- CHALLENGE -
Keep only the lines where "subtitle" appears.

(Lines of data)
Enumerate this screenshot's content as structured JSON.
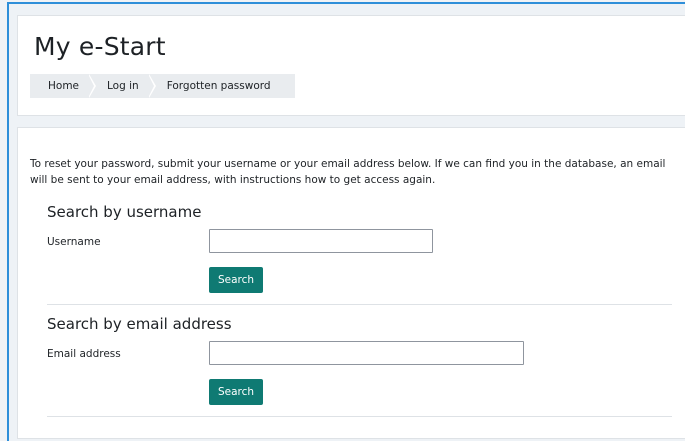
{
  "header": {
    "title": "My e-Start",
    "breadcrumb": [
      "Home",
      "Log in",
      "Forgotten password"
    ]
  },
  "main": {
    "intro": "To reset your password, submit your username or your email address below. If we can find you in the database, an email will be sent to your email address, with instructions how to get access again.",
    "username_section": {
      "title": "Search by username",
      "label": "Username",
      "value": "",
      "button": "Search"
    },
    "email_section": {
      "title": "Search by email address",
      "label": "Email address",
      "value": "",
      "button": "Search"
    }
  },
  "colors": {
    "accent_button": "#0f7a73",
    "frame_border": "#2f8fd9"
  }
}
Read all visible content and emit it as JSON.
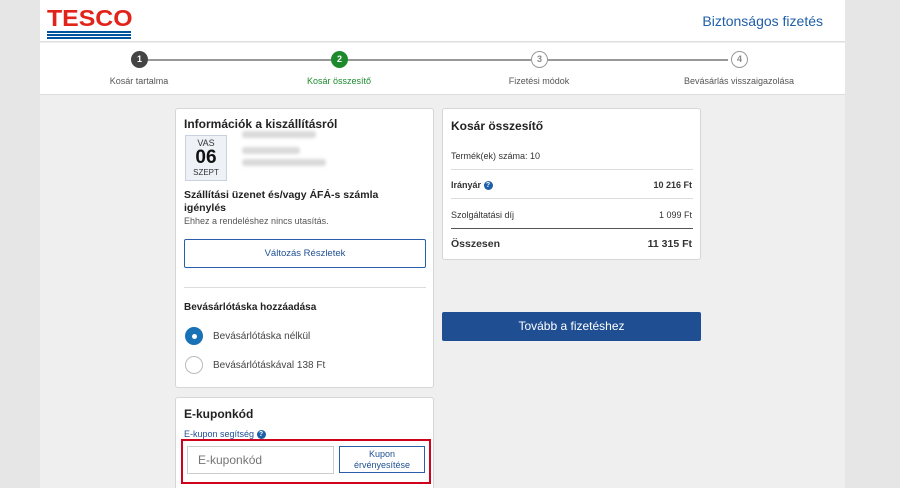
{
  "header": {
    "logo_text": "TESCO",
    "secure_checkout": "Biztonságos fizetés"
  },
  "stepper": {
    "steps": [
      {
        "number": "1",
        "label": "Kosár tartalma",
        "state": "done"
      },
      {
        "number": "2",
        "label": "Kosár összesítő",
        "state": "active"
      },
      {
        "number": "3",
        "label": "Fizetési módok",
        "state": "todo"
      },
      {
        "number": "4",
        "label": "Bevásárlás visszaigazolása",
        "state": "todo"
      }
    ]
  },
  "delivery": {
    "title": "Információk a kiszállításról",
    "date": {
      "dow": "VAS",
      "day": "06",
      "month": "SZEPT"
    },
    "message_title": "Szállítási üzenet és/vagy ÁFÁ-s számla igénylés",
    "message_note": "Ehhez a rendeléshez nincs utasítás.",
    "change_details_button": "Változás Részletek",
    "bag_title": "Bevásárlótáska hozzáadása",
    "bag_options": [
      {
        "label": "Bevásárlótáska nélkül",
        "selected": true
      },
      {
        "label": "Bevásárlótáskával 138 Ft",
        "selected": false
      }
    ]
  },
  "coupon": {
    "title": "E-kuponkód",
    "help_link": "E-kupon segítség",
    "input_placeholder": "E-kuponkód",
    "apply_button_line1": "Kupon",
    "apply_button_line2": "érvényesítése"
  },
  "summary": {
    "title": "Kosár összesítő",
    "items_label": "Termék(ek) száma:",
    "items_value": "10",
    "rows": [
      {
        "label": "Irányár",
        "value": "10 216 Ft",
        "bold": true,
        "help": true
      },
      {
        "label": "Szolgáltatási díj",
        "value": "1 099 Ft",
        "bold": false,
        "help": false
      },
      {
        "label": "Összesen",
        "value": "11 315 Ft",
        "bold": true,
        "help": false
      }
    ]
  },
  "continue_button": "Tovább a fizetéshez",
  "colors": {
    "brand_red": "#e2231a",
    "brand_blue": "#00539f",
    "active_green": "#1d8a2e",
    "highlight_red": "#d0021b"
  }
}
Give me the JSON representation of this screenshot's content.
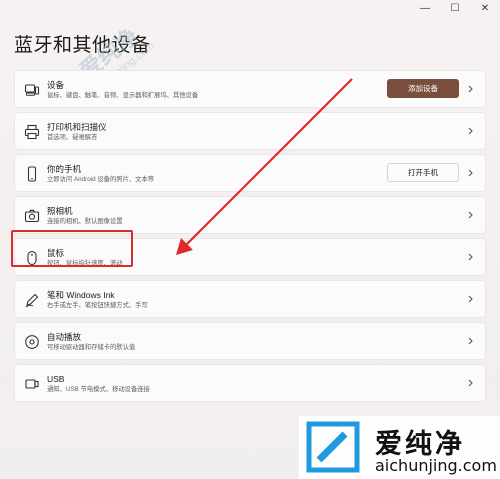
{
  "window": {
    "minimize": "—",
    "maximize": "☐",
    "close": "✕"
  },
  "page": {
    "title": "蓝牙和其他设备"
  },
  "rows": [
    {
      "title": "设备",
      "subtitle": "鼠标、键盘、触笔、音频、显示器和扩展坞、其他设备",
      "icon": "devices-icon",
      "action": "添加设备"
    },
    {
      "title": "打印机和扫描仪",
      "subtitle": "首选项、疑难解答",
      "icon": "printer-icon"
    },
    {
      "title": "你的手机",
      "subtitle": "立即访问 Android 设备的照片、文本等",
      "icon": "phone-icon",
      "action": "打开手机"
    },
    {
      "title": "照相机",
      "subtitle": "连接的相机、默认图像设置",
      "icon": "camera-icon"
    },
    {
      "title": "鼠标",
      "subtitle": "按钮、鼠标指针速度、滚动",
      "icon": "mouse-icon"
    },
    {
      "title": "笔和 Windows Ink",
      "subtitle": "右手或左手、笔按钮快捷方式、手写",
      "icon": "pen-icon"
    },
    {
      "title": "自动播放",
      "subtitle": "可移动驱动器和存储卡的默认值",
      "icon": "autoplay-icon"
    },
    {
      "title": "USB",
      "subtitle": "通知、USB 节电模式、移动设备连接",
      "icon": "usb-icon"
    }
  ],
  "watermark": {
    "text": "爱纯净",
    "url": "aichunjing.com"
  },
  "logo": {
    "name": "爱纯净",
    "url": "aichunjing.com"
  },
  "colors": {
    "accent": "#7a4e3d",
    "highlight": "#e02a2a"
  }
}
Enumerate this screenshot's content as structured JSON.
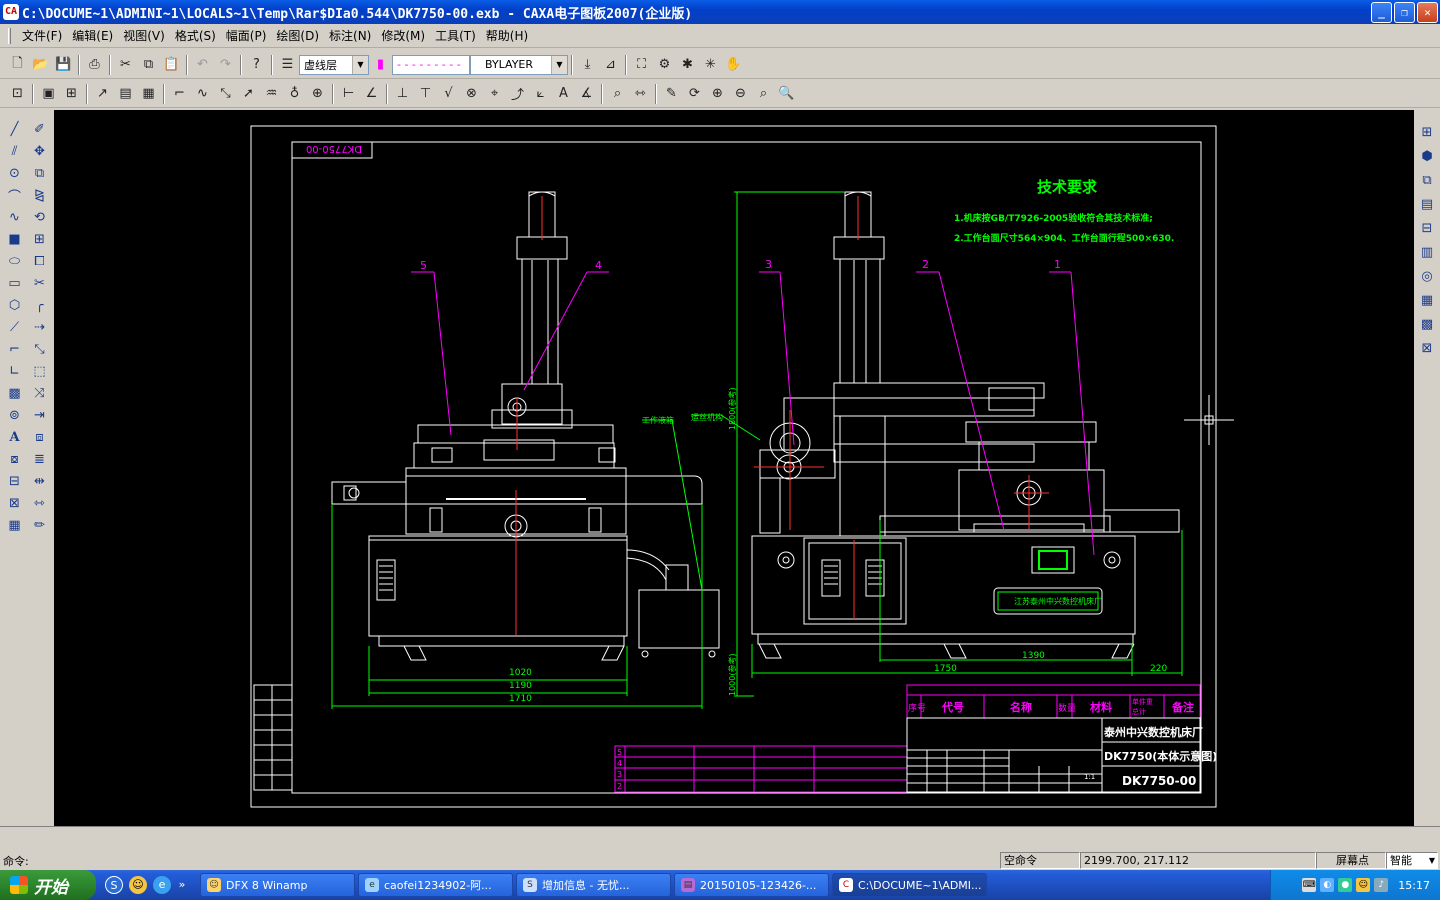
{
  "window": {
    "title": "C:\\DOCUME~1\\ADMINI~1\\LOCALS~1\\Temp\\Rar$DIa0.544\\DK7750-00.exb - CAXA电子图板2007(企业版)",
    "app_icon_text": "CA"
  },
  "menu": [
    "文件(F)",
    "编辑(E)",
    "视图(V)",
    "格式(S)",
    "幅面(P)",
    "绘图(D)",
    "标注(N)",
    "修改(M)",
    "工具(T)",
    "帮助(H)"
  ],
  "toolbar": {
    "layer_value": "虚线层",
    "linetype_value": "- - - - - - - - -",
    "linewidth_value": "BYLAYER"
  },
  "drawing": {
    "frame_code": "DK7750-00",
    "tech_title": "技术要求",
    "tech_req_1": "1.机床按GB/T7926-2005验收符合其技术标准;",
    "tech_req_2": "2.工作台面尺寸564×904、工作台面行程500×630.",
    "callout_1": "1",
    "callout_2": "2",
    "callout_3": "3",
    "callout_4": "4",
    "callout_5": "5",
    "label_wire": "工作液箱",
    "label_motor": "运丝机构",
    "dim_1020": "1020",
    "dim_1190": "1190",
    "dim_1710": "1710",
    "dim_1750": "1750",
    "dim_1390": "1390",
    "dim_220": "220",
    "dim_vertical_left": "1000(参考)",
    "dim_vertical_right": "1800(参考)",
    "plate_text": "江苏泰州中兴数控机床厂",
    "tb_header_seq": "序号",
    "tb_header_code": "代号",
    "tb_header_name": "名称",
    "tb_header_qty": "数量",
    "tb_header_mat": "材料",
    "tb_header_weight": "单件重",
    "tb_header_total": "总计",
    "tb_header_note": "备注",
    "company": "泰州中兴数控机床厂",
    "drawing_name": "DK7750(本体示意图)",
    "drawing_number": "DK7750-00",
    "scale": "1:1",
    "rev_rows": [
      "5",
      "4",
      "3",
      "2"
    ]
  },
  "status": {
    "command_label": "命令:",
    "prompt": "空命令",
    "coords": "2199.700, 217.112",
    "snap_label": "屏幕点",
    "mode_value": "智能"
  },
  "taskbar": {
    "start_label": "开始",
    "tasks": [
      "DFX 8 Winamp",
      "caofei1234902-阿...",
      "增加信息 - 无忧...",
      "20150105-123426-...",
      "C:\\DOCUME~1\\ADMI..."
    ],
    "clock": "15:17"
  },
  "colors": {
    "canvas_bg": "#000000",
    "cad_white": "#ffffff",
    "cad_green": "#00ff00",
    "cad_magenta": "#ff00ff",
    "cad_red": "#ff3030"
  }
}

- TASK OUTPUT -
      "subtitle": "鼠标、键盘、触笔、音频、显示器和扩展坞、其他设备",
      "subtitle": "首选项、疑难解答",
      "subtitle": "立即访问 Android 设备的照片、文本等",
      "subtitle": "连接的相机、默认图像设置",
      "subtitle": "按钮、鼠标指针速度、滚动",
      "subtitle": "右手或左手、笔按钮快捷方式、手写",
      "subtitle": "可移动驱动器和存储卡的默认值",
      "subtitle": "通知、USB 节电模式、移动设备连接",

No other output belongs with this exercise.